___ INPUT

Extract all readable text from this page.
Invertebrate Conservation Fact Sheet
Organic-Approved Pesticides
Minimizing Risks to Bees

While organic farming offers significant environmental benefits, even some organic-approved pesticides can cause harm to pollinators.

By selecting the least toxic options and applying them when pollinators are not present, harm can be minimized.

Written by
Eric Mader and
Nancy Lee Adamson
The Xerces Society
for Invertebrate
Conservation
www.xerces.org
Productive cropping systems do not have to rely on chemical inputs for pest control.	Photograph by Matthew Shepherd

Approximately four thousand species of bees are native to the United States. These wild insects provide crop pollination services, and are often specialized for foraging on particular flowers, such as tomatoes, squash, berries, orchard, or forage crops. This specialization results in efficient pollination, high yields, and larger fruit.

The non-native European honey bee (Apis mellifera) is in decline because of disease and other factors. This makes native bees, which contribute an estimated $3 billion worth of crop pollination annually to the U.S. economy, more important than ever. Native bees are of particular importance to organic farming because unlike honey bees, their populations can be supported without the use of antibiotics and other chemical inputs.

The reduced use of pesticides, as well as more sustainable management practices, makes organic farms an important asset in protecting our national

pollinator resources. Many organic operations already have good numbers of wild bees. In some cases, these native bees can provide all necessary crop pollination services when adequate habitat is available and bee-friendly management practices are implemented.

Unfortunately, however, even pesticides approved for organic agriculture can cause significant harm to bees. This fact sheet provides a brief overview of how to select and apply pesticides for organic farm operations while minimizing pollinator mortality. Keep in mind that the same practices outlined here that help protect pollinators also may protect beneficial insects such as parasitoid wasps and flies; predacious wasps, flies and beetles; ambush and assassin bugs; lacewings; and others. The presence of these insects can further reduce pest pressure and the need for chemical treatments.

______

= WHAT THE EXERCISE ASKS =
Work out how many lines in the records above hold the string "management", then give only that count.

= TASK SOLUTION =
2